_STATED EXERCISE_. Pick out each line containing the string "name" and copy it.

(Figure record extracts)
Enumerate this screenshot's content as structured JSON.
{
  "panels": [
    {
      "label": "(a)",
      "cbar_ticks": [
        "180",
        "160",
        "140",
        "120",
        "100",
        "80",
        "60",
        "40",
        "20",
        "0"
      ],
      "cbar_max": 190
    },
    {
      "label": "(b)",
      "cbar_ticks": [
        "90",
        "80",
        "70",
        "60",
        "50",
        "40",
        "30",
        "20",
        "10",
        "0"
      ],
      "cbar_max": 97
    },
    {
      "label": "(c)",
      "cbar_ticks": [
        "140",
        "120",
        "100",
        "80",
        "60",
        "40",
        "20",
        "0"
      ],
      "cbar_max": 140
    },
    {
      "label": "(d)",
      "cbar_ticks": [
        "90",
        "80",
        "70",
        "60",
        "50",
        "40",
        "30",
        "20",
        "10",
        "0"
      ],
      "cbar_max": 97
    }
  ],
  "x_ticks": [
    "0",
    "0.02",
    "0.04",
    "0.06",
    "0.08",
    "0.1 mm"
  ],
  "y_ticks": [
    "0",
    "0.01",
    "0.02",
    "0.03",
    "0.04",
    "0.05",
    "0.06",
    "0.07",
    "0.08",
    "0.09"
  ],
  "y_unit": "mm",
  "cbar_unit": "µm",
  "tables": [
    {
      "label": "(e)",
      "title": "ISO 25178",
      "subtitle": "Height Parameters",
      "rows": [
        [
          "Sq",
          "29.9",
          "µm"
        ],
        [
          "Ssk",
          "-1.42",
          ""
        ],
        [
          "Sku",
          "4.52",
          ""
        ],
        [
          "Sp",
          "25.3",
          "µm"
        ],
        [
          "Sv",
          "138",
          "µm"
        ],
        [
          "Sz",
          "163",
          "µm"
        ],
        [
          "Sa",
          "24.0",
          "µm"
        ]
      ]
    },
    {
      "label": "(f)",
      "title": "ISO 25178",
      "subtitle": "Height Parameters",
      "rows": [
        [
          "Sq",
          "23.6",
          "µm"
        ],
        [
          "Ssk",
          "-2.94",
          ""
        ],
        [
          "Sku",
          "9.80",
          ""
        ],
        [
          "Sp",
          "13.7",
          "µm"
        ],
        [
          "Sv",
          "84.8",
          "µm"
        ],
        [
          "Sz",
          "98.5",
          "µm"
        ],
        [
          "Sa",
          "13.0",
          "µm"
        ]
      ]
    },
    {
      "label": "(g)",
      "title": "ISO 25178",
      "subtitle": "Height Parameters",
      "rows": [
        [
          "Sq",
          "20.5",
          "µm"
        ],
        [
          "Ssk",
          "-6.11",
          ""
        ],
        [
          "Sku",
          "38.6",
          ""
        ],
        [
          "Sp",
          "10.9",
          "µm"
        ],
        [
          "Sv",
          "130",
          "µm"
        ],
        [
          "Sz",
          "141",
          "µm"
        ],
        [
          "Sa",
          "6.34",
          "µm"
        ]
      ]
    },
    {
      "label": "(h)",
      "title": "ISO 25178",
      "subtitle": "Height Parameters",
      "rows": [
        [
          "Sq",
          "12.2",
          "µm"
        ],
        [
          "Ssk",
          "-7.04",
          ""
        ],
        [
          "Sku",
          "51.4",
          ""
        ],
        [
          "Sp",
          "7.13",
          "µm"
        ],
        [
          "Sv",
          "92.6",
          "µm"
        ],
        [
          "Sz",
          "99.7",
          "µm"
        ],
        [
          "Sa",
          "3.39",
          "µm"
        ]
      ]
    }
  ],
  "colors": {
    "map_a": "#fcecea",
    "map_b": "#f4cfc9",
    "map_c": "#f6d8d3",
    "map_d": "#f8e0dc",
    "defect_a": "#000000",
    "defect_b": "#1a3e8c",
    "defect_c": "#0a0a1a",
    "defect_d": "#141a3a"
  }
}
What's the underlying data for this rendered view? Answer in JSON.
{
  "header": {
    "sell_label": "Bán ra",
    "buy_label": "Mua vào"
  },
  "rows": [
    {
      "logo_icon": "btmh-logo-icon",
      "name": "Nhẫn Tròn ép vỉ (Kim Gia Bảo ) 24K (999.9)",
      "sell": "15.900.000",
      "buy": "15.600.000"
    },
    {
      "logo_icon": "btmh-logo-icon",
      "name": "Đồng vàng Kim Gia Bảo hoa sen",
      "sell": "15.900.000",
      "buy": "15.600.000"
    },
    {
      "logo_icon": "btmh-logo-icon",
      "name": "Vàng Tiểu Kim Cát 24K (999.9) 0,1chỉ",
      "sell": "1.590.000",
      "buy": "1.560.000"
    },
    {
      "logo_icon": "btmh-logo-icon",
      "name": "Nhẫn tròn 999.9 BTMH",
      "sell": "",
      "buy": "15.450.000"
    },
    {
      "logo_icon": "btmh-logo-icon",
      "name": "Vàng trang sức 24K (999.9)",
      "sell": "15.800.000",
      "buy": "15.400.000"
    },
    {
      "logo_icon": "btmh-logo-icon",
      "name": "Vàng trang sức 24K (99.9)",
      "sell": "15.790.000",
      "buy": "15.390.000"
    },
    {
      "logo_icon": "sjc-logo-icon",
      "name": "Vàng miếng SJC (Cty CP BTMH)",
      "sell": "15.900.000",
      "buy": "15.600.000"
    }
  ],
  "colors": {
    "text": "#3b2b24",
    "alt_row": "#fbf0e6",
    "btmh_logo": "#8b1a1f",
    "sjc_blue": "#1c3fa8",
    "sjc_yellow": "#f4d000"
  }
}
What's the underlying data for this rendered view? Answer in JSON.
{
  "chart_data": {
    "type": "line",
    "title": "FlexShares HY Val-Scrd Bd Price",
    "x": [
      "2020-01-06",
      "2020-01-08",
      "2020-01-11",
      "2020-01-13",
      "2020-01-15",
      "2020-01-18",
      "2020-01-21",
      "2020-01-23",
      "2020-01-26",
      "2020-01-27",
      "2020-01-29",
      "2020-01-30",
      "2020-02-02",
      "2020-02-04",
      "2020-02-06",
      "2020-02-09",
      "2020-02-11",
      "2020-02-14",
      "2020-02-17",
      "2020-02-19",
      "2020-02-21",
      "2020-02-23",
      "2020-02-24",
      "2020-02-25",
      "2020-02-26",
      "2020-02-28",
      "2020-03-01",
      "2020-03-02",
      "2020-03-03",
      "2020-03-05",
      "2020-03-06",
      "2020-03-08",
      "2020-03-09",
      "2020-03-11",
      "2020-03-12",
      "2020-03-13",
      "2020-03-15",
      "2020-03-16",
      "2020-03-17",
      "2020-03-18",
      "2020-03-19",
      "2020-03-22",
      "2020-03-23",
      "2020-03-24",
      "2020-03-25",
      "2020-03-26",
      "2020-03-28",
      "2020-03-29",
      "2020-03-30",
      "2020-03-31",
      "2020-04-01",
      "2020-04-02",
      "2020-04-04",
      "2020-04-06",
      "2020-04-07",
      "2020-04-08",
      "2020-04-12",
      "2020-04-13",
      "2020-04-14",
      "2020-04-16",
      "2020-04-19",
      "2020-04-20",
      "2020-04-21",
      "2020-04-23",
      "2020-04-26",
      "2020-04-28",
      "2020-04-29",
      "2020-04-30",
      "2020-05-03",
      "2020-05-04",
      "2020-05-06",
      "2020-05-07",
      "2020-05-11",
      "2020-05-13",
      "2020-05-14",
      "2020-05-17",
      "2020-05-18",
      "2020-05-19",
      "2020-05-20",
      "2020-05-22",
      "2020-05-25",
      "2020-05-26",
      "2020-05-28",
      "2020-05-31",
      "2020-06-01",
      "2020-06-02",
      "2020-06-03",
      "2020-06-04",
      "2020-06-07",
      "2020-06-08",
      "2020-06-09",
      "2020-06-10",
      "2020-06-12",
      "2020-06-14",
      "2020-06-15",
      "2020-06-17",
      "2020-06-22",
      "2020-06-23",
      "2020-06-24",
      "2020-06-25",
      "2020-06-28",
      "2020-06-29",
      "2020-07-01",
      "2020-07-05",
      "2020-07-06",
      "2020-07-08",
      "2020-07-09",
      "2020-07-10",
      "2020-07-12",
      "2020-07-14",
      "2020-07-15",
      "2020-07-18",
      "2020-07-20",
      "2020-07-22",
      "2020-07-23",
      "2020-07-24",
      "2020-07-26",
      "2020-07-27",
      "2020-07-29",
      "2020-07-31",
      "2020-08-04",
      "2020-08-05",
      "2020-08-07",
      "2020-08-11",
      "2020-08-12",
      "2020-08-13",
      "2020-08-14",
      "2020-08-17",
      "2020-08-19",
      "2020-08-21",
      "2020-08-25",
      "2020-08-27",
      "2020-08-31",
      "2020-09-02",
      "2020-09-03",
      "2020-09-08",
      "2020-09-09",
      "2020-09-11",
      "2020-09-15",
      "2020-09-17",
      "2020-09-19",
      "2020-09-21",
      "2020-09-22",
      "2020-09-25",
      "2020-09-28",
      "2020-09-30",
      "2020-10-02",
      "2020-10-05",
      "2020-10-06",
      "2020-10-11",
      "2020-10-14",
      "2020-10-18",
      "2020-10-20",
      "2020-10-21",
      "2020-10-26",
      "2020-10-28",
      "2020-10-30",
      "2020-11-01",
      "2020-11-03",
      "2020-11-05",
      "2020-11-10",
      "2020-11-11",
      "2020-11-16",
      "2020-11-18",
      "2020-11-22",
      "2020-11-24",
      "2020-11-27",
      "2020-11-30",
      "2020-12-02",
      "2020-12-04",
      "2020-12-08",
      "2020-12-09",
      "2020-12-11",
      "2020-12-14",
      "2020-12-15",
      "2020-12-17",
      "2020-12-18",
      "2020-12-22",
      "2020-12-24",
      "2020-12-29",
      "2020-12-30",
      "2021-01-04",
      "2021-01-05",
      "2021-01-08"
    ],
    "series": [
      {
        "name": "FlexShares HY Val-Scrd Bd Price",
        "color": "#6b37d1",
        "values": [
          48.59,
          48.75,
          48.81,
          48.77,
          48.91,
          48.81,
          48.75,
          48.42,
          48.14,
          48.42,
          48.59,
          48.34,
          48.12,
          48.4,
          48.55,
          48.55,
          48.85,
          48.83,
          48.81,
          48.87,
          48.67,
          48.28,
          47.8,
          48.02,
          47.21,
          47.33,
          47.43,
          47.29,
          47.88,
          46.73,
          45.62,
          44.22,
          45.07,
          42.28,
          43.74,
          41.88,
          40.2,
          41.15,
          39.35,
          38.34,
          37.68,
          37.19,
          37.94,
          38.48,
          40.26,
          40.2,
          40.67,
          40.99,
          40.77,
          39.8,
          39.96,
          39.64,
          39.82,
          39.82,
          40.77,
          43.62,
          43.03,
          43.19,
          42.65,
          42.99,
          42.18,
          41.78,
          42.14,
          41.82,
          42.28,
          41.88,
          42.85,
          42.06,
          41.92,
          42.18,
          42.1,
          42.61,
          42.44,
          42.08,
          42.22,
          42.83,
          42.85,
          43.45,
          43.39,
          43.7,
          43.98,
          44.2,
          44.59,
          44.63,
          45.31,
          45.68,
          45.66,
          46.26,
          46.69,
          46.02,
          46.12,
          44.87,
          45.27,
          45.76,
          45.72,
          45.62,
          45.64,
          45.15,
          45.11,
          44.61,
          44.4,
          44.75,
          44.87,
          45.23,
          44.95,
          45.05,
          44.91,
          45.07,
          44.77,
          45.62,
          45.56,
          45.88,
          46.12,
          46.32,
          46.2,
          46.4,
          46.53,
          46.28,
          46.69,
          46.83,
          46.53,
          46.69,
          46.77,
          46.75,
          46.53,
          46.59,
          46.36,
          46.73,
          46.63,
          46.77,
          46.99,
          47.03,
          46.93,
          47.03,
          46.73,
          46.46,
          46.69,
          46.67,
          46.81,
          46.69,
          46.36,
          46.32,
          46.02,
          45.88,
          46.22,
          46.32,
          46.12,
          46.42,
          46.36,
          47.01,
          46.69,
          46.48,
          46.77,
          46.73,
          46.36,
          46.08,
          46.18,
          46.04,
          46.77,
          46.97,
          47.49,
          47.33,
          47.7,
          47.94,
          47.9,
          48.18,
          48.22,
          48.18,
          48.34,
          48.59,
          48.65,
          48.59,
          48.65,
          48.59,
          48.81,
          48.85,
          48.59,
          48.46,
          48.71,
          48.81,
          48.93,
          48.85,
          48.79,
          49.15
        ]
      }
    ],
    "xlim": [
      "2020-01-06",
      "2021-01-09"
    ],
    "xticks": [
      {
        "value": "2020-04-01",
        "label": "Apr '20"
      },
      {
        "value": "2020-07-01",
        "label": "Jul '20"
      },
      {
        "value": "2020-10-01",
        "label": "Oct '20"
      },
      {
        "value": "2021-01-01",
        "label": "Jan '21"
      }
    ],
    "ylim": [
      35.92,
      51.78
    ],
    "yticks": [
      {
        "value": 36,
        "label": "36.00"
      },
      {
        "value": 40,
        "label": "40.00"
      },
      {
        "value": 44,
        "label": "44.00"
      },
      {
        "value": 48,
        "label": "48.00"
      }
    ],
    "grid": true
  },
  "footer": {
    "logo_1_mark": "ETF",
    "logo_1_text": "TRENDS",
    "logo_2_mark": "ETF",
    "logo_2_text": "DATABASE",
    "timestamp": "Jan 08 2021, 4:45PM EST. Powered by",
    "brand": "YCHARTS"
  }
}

_WRITTEN SOLUTION_.
      "name": "Nhẫn Tròn ép vỉ (Kim Gia Bảo ) 24K (999.9)",
      "name": "Đồng vàng Kim Gia Bảo hoa sen",
      "name": "Vàng Tiểu Kim Cát 24K (999.9) 0,1chỉ",
      "name": "Nhẫn tròn 999.9 BTMH",
      "name": "Vàng trang sức 24K (999.9)",
      "name": "Vàng trang sức 24K (99.9)",
      "name": "Vàng miếng SJC (Cty CP BTMH)",
        "name": "FlexShares HY Val-Scrd Bd Price",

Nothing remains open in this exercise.